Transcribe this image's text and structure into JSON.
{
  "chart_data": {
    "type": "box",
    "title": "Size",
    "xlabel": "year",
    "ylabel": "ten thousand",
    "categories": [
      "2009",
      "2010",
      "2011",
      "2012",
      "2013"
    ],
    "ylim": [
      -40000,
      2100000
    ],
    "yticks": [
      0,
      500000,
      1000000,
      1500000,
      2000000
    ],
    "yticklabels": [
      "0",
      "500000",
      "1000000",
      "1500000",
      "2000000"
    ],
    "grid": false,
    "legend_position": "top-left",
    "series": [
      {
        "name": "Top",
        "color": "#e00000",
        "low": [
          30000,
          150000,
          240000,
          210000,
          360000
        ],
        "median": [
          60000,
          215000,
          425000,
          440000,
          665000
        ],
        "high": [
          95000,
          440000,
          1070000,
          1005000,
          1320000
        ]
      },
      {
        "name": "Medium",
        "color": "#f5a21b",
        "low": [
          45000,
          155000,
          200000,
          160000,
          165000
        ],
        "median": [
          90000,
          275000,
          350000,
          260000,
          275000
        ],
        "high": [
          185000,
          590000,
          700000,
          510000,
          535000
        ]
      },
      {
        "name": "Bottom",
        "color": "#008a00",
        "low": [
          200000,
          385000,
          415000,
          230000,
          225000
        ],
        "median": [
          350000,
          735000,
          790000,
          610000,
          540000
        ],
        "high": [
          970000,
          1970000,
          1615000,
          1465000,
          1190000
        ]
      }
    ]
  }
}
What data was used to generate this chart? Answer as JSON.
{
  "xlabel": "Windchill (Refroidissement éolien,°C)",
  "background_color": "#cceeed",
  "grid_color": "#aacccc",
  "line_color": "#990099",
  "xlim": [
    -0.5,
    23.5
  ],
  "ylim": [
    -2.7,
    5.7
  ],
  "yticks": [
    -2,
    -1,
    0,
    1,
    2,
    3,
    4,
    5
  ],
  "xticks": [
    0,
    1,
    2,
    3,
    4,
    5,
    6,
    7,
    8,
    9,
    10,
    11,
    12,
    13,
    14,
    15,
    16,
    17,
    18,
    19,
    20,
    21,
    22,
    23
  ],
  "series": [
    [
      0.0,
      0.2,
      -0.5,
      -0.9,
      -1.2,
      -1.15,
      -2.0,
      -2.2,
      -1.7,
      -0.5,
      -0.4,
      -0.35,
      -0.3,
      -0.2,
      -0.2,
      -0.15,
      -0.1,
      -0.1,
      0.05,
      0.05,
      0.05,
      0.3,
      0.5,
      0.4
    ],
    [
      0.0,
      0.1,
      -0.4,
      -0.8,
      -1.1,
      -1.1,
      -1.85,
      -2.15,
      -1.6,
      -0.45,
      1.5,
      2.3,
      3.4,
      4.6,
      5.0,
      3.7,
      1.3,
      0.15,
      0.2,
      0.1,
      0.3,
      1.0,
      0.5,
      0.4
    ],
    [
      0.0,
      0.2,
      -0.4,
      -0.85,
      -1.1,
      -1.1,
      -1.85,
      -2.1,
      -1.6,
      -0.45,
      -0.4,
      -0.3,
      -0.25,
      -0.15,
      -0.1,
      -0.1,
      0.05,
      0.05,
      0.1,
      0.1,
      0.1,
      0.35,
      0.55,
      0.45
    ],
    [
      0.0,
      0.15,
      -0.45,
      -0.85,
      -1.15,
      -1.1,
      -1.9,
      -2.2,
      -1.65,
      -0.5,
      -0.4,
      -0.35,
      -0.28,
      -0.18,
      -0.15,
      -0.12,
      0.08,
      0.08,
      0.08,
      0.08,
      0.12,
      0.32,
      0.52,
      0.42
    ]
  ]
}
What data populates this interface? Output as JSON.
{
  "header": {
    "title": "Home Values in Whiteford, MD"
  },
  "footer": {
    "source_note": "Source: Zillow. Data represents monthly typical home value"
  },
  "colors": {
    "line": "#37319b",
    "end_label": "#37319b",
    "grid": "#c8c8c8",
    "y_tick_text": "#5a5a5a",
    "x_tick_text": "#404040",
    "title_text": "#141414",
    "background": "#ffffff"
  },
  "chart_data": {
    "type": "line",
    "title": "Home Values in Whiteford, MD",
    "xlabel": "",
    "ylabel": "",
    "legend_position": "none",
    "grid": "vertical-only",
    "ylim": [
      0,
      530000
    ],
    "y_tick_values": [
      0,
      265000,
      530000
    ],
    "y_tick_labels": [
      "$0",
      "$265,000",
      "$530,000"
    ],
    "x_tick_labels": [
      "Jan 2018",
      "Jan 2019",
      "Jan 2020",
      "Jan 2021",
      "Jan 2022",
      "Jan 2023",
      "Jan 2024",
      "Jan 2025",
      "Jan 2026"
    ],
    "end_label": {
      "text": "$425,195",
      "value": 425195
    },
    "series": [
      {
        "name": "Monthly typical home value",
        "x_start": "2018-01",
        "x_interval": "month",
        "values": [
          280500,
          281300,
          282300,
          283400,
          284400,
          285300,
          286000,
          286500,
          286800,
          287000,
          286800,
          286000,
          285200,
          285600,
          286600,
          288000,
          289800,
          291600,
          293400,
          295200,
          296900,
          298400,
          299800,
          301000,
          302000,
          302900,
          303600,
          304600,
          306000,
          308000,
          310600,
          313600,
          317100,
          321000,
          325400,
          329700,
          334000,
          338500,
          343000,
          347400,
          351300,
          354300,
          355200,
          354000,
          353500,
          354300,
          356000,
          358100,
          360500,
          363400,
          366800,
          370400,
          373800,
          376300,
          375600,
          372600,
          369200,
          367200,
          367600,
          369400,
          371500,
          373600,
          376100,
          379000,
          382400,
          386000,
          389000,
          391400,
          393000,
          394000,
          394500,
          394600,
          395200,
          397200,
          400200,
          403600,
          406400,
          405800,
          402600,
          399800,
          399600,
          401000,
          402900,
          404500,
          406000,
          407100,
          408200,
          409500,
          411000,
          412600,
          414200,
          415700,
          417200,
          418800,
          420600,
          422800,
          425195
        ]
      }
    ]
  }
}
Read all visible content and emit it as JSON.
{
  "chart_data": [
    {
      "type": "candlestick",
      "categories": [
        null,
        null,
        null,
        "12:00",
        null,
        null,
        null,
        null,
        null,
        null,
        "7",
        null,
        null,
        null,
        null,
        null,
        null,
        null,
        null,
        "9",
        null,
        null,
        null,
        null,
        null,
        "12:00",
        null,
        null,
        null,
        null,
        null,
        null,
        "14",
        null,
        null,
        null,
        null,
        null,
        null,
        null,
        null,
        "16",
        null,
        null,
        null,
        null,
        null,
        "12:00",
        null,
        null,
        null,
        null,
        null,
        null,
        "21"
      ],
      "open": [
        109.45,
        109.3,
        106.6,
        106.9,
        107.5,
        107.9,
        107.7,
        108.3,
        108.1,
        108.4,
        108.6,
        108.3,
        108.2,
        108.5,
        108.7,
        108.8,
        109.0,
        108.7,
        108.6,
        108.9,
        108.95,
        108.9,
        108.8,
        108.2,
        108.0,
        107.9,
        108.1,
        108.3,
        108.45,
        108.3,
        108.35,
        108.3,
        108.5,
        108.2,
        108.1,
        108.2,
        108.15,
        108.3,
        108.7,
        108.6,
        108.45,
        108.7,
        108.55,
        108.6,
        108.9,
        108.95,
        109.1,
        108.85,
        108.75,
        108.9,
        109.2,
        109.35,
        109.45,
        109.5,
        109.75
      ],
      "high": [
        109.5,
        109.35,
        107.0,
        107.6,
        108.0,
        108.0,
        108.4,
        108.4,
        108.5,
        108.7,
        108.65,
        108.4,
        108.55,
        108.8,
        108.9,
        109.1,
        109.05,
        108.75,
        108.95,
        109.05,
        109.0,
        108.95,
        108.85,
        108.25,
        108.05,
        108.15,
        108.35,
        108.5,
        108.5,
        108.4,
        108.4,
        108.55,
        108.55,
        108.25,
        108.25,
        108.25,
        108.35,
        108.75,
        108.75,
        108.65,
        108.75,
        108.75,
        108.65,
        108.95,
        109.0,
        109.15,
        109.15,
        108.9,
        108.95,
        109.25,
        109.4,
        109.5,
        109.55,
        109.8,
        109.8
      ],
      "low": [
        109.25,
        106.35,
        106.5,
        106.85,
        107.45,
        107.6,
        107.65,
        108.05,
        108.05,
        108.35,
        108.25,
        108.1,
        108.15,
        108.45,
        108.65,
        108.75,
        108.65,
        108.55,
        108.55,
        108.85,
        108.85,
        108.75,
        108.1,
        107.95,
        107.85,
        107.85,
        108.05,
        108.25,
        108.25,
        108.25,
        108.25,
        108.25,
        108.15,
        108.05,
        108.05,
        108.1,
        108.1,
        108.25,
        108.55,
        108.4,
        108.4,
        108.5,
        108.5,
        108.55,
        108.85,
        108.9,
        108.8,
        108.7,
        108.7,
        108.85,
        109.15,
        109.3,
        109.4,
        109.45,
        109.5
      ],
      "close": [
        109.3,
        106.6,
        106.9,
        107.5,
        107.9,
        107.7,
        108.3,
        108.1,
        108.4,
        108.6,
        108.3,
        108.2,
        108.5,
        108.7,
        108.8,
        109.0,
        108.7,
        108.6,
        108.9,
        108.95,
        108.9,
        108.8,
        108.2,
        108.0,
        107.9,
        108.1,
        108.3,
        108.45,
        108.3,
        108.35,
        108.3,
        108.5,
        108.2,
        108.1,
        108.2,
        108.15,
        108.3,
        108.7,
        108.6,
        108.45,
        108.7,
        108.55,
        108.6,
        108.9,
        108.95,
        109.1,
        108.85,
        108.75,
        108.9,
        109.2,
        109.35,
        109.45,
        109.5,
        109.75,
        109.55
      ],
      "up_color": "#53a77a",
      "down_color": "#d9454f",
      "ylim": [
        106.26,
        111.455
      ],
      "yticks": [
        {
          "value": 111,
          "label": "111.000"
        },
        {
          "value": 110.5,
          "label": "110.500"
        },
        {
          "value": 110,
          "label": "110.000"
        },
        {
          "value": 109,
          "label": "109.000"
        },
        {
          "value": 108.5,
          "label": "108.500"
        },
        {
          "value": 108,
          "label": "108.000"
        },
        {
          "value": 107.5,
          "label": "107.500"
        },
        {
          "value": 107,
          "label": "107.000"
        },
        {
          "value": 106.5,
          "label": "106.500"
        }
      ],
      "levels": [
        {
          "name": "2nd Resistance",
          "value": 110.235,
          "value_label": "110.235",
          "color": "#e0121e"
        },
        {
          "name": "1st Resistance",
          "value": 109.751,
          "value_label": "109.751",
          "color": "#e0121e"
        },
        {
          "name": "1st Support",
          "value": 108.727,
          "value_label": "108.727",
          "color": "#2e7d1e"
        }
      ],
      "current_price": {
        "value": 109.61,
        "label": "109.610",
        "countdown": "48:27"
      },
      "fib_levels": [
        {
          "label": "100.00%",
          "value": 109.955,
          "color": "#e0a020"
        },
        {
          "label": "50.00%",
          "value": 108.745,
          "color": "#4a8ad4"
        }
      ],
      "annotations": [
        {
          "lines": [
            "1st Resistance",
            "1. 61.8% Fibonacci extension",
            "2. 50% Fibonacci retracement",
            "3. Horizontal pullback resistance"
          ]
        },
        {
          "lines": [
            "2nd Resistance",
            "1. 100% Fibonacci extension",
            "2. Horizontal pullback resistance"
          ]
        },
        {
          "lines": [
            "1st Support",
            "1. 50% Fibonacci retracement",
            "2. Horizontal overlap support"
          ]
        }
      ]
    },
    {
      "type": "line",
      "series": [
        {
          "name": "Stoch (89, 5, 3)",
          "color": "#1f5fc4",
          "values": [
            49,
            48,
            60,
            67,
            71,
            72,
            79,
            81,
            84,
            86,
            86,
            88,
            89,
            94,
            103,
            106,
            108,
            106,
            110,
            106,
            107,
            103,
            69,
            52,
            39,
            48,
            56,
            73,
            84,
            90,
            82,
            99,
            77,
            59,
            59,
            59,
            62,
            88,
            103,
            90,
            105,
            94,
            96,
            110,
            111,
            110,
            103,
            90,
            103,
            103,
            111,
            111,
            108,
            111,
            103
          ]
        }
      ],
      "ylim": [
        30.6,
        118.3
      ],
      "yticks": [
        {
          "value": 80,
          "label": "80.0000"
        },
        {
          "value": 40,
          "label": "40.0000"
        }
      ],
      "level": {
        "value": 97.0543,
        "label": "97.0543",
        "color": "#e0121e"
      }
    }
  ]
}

= WHAT THE TASK REQUIRES =
Take every line containing the word "extension" and copy it.

= RESULT BELOW =
            "1. 61.8% Fibonacci extension",
            "1. 100% Fibonacci extension",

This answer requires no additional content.